> [Work instructions]: Exact repetition is required: output every record in full.

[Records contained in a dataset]
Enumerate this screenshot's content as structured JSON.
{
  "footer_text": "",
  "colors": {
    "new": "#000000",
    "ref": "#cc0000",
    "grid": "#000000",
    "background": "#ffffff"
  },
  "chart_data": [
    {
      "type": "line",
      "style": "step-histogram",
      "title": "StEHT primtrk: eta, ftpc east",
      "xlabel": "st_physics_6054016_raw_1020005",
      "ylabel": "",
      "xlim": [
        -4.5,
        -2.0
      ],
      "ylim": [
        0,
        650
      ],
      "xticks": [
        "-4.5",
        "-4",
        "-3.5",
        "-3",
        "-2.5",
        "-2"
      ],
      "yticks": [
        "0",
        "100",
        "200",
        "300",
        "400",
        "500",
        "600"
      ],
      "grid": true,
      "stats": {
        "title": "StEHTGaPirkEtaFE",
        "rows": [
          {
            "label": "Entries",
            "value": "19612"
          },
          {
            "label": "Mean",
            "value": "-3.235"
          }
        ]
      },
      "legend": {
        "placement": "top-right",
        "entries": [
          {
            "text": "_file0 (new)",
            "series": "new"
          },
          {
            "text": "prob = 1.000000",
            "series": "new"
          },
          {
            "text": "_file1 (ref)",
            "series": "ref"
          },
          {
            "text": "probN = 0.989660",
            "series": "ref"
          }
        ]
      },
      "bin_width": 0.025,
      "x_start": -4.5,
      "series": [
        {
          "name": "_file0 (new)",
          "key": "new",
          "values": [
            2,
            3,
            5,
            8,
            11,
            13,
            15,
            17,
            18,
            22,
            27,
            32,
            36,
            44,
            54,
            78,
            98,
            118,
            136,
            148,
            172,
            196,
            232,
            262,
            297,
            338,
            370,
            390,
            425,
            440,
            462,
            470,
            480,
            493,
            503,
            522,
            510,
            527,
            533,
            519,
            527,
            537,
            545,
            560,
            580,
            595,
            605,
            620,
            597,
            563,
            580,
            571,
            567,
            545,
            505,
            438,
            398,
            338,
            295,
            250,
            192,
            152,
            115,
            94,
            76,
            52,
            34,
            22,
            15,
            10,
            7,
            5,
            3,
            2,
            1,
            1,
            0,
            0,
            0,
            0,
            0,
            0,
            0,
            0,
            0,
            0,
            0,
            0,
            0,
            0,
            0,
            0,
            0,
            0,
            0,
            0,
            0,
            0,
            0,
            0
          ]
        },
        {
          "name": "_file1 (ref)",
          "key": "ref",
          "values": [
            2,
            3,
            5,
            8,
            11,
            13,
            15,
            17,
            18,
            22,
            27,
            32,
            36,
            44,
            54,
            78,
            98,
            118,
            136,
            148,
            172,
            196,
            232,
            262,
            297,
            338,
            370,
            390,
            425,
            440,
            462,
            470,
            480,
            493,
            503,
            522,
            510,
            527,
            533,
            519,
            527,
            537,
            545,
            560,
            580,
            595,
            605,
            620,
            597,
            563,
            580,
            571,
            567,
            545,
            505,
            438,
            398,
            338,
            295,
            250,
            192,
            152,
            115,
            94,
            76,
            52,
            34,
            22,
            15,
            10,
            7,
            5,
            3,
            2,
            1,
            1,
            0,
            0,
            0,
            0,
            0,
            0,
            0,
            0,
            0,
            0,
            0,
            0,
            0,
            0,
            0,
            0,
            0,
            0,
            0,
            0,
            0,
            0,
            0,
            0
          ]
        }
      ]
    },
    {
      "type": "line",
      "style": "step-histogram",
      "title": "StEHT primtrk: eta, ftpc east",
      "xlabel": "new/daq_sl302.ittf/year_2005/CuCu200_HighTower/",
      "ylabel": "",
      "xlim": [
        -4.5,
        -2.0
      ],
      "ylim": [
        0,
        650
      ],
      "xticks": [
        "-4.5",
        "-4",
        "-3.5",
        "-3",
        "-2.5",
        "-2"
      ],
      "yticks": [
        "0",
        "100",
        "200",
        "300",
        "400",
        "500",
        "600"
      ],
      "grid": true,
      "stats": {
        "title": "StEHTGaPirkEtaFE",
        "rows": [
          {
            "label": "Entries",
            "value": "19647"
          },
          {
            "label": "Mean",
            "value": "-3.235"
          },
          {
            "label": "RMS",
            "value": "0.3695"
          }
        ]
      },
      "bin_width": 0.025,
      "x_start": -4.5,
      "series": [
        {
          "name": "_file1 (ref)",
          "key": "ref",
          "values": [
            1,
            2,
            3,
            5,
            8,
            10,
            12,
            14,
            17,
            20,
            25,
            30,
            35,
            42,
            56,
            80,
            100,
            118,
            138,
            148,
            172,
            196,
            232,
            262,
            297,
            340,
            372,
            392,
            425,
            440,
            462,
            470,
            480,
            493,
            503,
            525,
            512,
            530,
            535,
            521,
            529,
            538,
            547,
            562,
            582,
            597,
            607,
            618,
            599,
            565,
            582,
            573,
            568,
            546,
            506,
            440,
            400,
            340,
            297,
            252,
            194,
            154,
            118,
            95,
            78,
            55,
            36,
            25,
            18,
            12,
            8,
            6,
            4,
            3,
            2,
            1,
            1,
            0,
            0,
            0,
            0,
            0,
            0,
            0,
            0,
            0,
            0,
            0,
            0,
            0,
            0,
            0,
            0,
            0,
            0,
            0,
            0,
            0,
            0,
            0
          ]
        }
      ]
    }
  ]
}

> [Completed exercise]:
Enumerate this screenshot's content as structured JSON.
{
  "footer_text": "",
  "colors": {
    "new": "#000000",
    "ref": "#cc0000",
    "grid": "#000000",
    "background": "#ffffff"
  },
  "chart_data": [
    {
      "type": "line",
      "style": "step-histogram",
      "title": "StEHT primtrk: eta, ftpc east",
      "xlabel": "st_physics_6054016_raw_1020005",
      "ylabel": "",
      "xlim": [
        -4.5,
        -2.0
      ],
      "ylim": [
        0,
        650
      ],
      "xticks": [
        "-4.5",
        "-4",
        "-3.5",
        "-3",
        "-2.5",
        "-2"
      ],
      "yticks": [
        "0",
        "100",
        "200",
        "300",
        "400",
        "500",
        "600"
      ],
      "grid": true,
      "stats": {
        "title": "StEHTGaPirkEtaFE",
        "rows": [
          {
            "label": "Entries",
            "value": "19612"
          },
          {
            "label": "Mean",
            "value": "-3.235"
          }
        ]
      },
      "legend": {
        "placement": "top-right",
        "entries": [
          {
            "text": "_file0 (new)",
            "series": "new"
          },
          {
            "text": "prob = 1.000000",
            "series": "new"
          },
          {
            "text": "_file1 (ref)",
            "series": "ref"
          },
          {
            "text": "probN = 0.989660",
            "series": "ref"
          }
        ]
      },
      "bin_width": 0.025,
      "x_start": -4.5,
      "series": [
        {
          "name": "_file0 (new)",
          "key": "new",
          "values": [
            2,
            3,
            5,
            8,
            11,
            13,
            15,
            17,
            18,
            22,
            27,
            32,
            36,
            44,
            54,
            78,
            98,
            118,
            136,
            148,
            172,
            196,
            232,
            262,
            297,
            338,
            370,
            390,
            425,
            440,
            462,
            470,
            480,
            493,
            503,
            522,
            510,
            527,
            533,
            519,
            527,
            537,
            545,
            560,
            580,
            595,
            605,
            620,
            597,
            563,
            580,
            571,
            567,
            545,
            505,
            438,
            398,
            338,
            295,
            250,
            192,
            152,
            115,
            94,
            76,
            52,
            34,
            22,
            15,
            10,
            7,
            5,
            3,
            2,
            1,
            1,
            0,
            0,
            0,
            0,
            0,
            0,
            0,
            0,
            0,
            0,
            0,
            0,
            0,
            0,
            0,
            0,
            0,
            0,
            0,
            0,
            0,
            0,
            0,
            0
          ]
        },
        {
          "name": "_file1 (ref)",
          "key": "ref",
          "values": [
            2,
            3,
            5,
            8,
            11,
            13,
            15,
            17,
            18,
            22,
            27,
            32,
            36,
            44,
            54,
            78,
            98,
            118,
            136,
            148,
            172,
            196,
            232,
            262,
            297,
            338,
            370,
            390,
            425,
            440,
            462,
            470,
            480,
            493,
            503,
            522,
            510,
            527,
            533,
            519,
            527,
            537,
            545,
            560,
            580,
            595,
            605,
            620,
            597,
            563,
            580,
            571,
            567,
            545,
            505,
            438,
            398,
            338,
            295,
            250,
            192,
            152,
            115,
            94,
            76,
            52,
            34,
            22,
            15,
            10,
            7,
            5,
            3,
            2,
            1,
            1,
            0,
            0,
            0,
            0,
            0,
            0,
            0,
            0,
            0,
            0,
            0,
            0,
            0,
            0,
            0,
            0,
            0,
            0,
            0,
            0,
            0,
            0,
            0,
            0
          ]
        }
      ]
    },
    {
      "type": "line",
      "style": "step-histogram",
      "title": "StEHT primtrk: eta, ftpc east",
      "xlabel": "new/daq_sl302.ittf/year_2005/CuCu200_HighTower/",
      "ylabel": "",
      "xlim": [
        -4.5,
        -2.0
      ],
      "ylim": [
        0,
        650
      ],
      "xticks": [
        "-4.5",
        "-4",
        "-3.5",
        "-3",
        "-2.5",
        "-2"
      ],
      "yticks": [
        "0",
        "100",
        "200",
        "300",
        "400",
        "500",
        "600"
      ],
      "grid": true,
      "stats": {
        "title": "StEHTGaPirkEtaFE",
        "rows": [
          {
            "label": "Entries",
            "value": "19647"
          },
          {
            "label": "Mean",
            "value": "-3.235"
          },
          {
            "label": "RMS",
            "value": "0.3695"
          }
        ]
      },
      "bin_width": 0.025,
      "x_start": -4.5,
      "series": [
        {
          "name": "_file1 (ref)",
          "key": "ref",
          "values": [
            1,
            2,
            3,
            5,
            8,
            10,
            12,
            14,
            17,
            20,
            25,
            30,
            35,
            42,
            56,
            80,
            100,
            118,
            138,
            148,
            172,
            196,
            232,
            262,
            297,
            340,
            372,
            392,
            425,
            440,
            462,
            470,
            480,
            493,
            503,
            525,
            512,
            530,
            535,
            521,
            529,
            538,
            547,
            562,
            582,
            597,
            607,
            618,
            599,
            565,
            582,
            573,
            568,
            546,
            506,
            440,
            400,
            340,
            297,
            252,
            194,
            154,
            118,
            95,
            78,
            55,
            36,
            25,
            18,
            12,
            8,
            6,
            4,
            3,
            2,
            1,
            1,
            0,
            0,
            0,
            0,
            0,
            0,
            0,
            0,
            0,
            0,
            0,
            0,
            0,
            0,
            0,
            0,
            0,
            0,
            0,
            0,
            0,
            0,
            0
          ]
        }
      ]
    }
  ]
}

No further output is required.